▸ YOUR TASK
Return each line of the data below verbatim; pictures are to be left out.
>> begin DATA PROVIDED
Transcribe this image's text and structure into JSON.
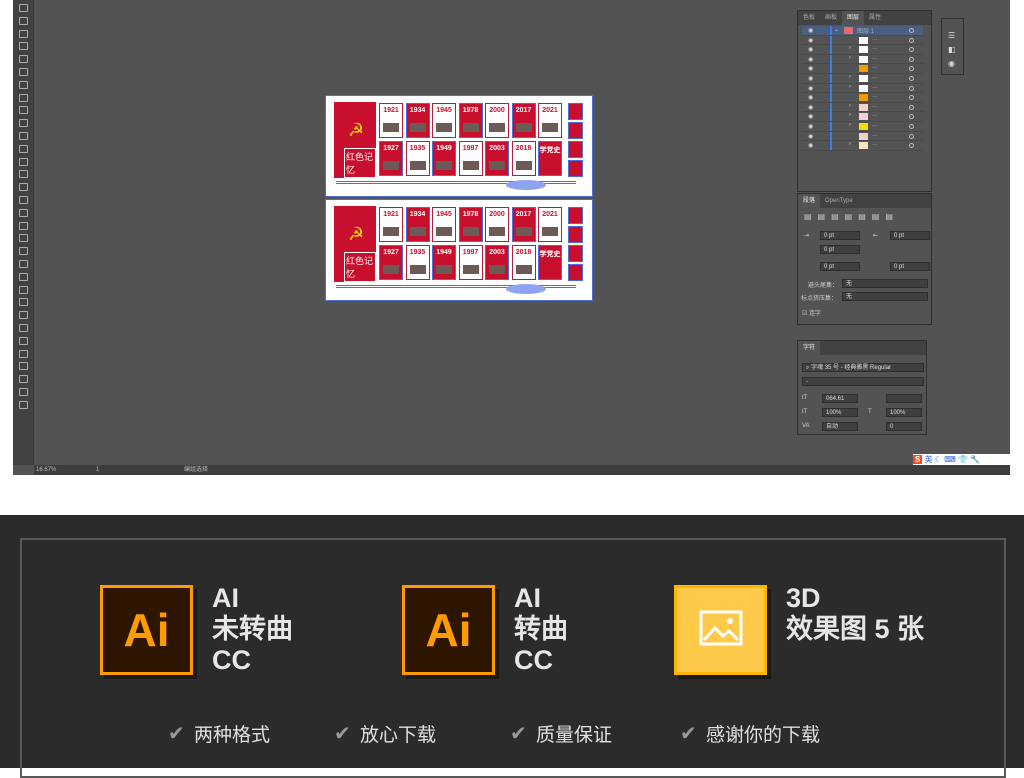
{
  "status_bar": {
    "zoom": "16.67%",
    "page": "1",
    "tool_status": "编组选择"
  },
  "artboards": [
    {
      "flag_text": "红色记忆",
      "top_years": [
        "1921",
        "1934",
        "1945",
        "1978",
        "2000",
        "2017",
        "2021"
      ],
      "bottom_years": [
        "1927",
        "1935",
        "1949",
        "1997",
        "2003",
        "2018"
      ],
      "bottom_panel": "学党史"
    },
    {
      "flag_text": "红色记忆",
      "top_years": [
        "1921",
        "1934",
        "1945",
        "1978",
        "2000",
        "2017",
        "2021"
      ],
      "bottom_years": [
        "1927",
        "1935",
        "1949",
        "1997",
        "2003",
        "2018"
      ],
      "bottom_panel": "学党史"
    }
  ],
  "layers_panel": {
    "tabs": [
      "色板",
      "画板",
      "图层",
      "属性"
    ],
    "active_tab": "图层",
    "top_layer": "图层 1",
    "row_dots": "..."
  },
  "paragraph_panel": {
    "tabs": [
      "段落",
      "OpenType"
    ],
    "indent_left": "0 pt",
    "indent_right": "0 pt",
    "first_line": "0 pt",
    "space_before": "0 pt",
    "space_after": "0 pt",
    "kinsoku_label": "避头尾集：",
    "kinsoku_value": "无",
    "mojikumi_label": "标点挤压集：",
    "mojikumi_value": "无",
    "hyphenate_label": "连字",
    "hyphenate_checked": true
  },
  "character_panel": {
    "tab": "字符",
    "font": "字魂 35 号 - 经典雅黑 Regular",
    "style": "-",
    "size": "064.61",
    "vscale": "100%",
    "hscale": "100%",
    "tracking": "自动",
    "kerning": "0"
  },
  "ime_bar": {
    "label": "英"
  },
  "banner": {
    "items": [
      {
        "icon": "Ai",
        "lines": [
          "AI",
          "未转曲",
          "CC"
        ]
      },
      {
        "icon": "Ai",
        "lines": [
          "AI",
          "转曲",
          "CC"
        ]
      },
      {
        "icon": "image-icon",
        "lines": [
          "3D",
          "效果图 5 张"
        ]
      }
    ],
    "checks": [
      "两种格式",
      "放心下载",
      "质量保证",
      "感谢你的下载"
    ],
    "colors": {
      "ai_orange": "#ff9a00",
      "ai_bg": "#2e1500",
      "image_yellow": "#ffc94a"
    }
  }
}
>> end DATA PROVIDED
▸ OUTPUT FOR THIS EXERCISE
Transcribe this image's text and structure into JSON.
{
  "status_bar": {
    "zoom": "16.67%",
    "page": "1",
    "tool_status": "编组选择"
  },
  "artboards": [
    {
      "flag_text": "红色记忆",
      "top_years": [
        "1921",
        "1934",
        "1945",
        "1978",
        "2000",
        "2017",
        "2021"
      ],
      "bottom_years": [
        "1927",
        "1935",
        "1949",
        "1997",
        "2003",
        "2018"
      ],
      "bottom_panel": "学党史"
    },
    {
      "flag_text": "红色记忆",
      "top_years": [
        "1921",
        "1934",
        "1945",
        "1978",
        "2000",
        "2017",
        "2021"
      ],
      "bottom_years": [
        "1927",
        "1935",
        "1949",
        "1997",
        "2003",
        "2018"
      ],
      "bottom_panel": "学党史"
    }
  ],
  "layers_panel": {
    "tabs": [
      "色板",
      "画板",
      "图层",
      "属性"
    ],
    "active_tab": "图层",
    "top_layer": "图层 1",
    "row_dots": "..."
  },
  "paragraph_panel": {
    "tabs": [
      "段落",
      "OpenType"
    ],
    "indent_left": "0 pt",
    "indent_right": "0 pt",
    "first_line": "0 pt",
    "space_before": "0 pt",
    "space_after": "0 pt",
    "kinsoku_label": "避头尾集：",
    "kinsoku_value": "无",
    "mojikumi_label": "标点挤压集：",
    "mojikumi_value": "无",
    "hyphenate_label": "连字",
    "hyphenate_checked": true
  },
  "character_panel": {
    "tab": "字符",
    "font": "字魂 35 号 - 经典雅黑 Regular",
    "style": "-",
    "size": "064.61",
    "vscale": "100%",
    "hscale": "100%",
    "tracking": "自动",
    "kerning": "0"
  },
  "ime_bar": {
    "label": "英"
  },
  "banner": {
    "items": [
      {
        "icon": "Ai",
        "lines": [
          "AI",
          "未转曲",
          "CC"
        ]
      },
      {
        "icon": "Ai",
        "lines": [
          "AI",
          "转曲",
          "CC"
        ]
      },
      {
        "icon": "image-icon",
        "lines": [
          "3D",
          "效果图 5 张"
        ]
      }
    ],
    "checks": [
      "两种格式",
      "放心下载",
      "质量保证",
      "感谢你的下载"
    ],
    "colors": {
      "ai_orange": "#ff9a00",
      "ai_bg": "#2e1500",
      "image_yellow": "#ffc94a"
    }
  }
}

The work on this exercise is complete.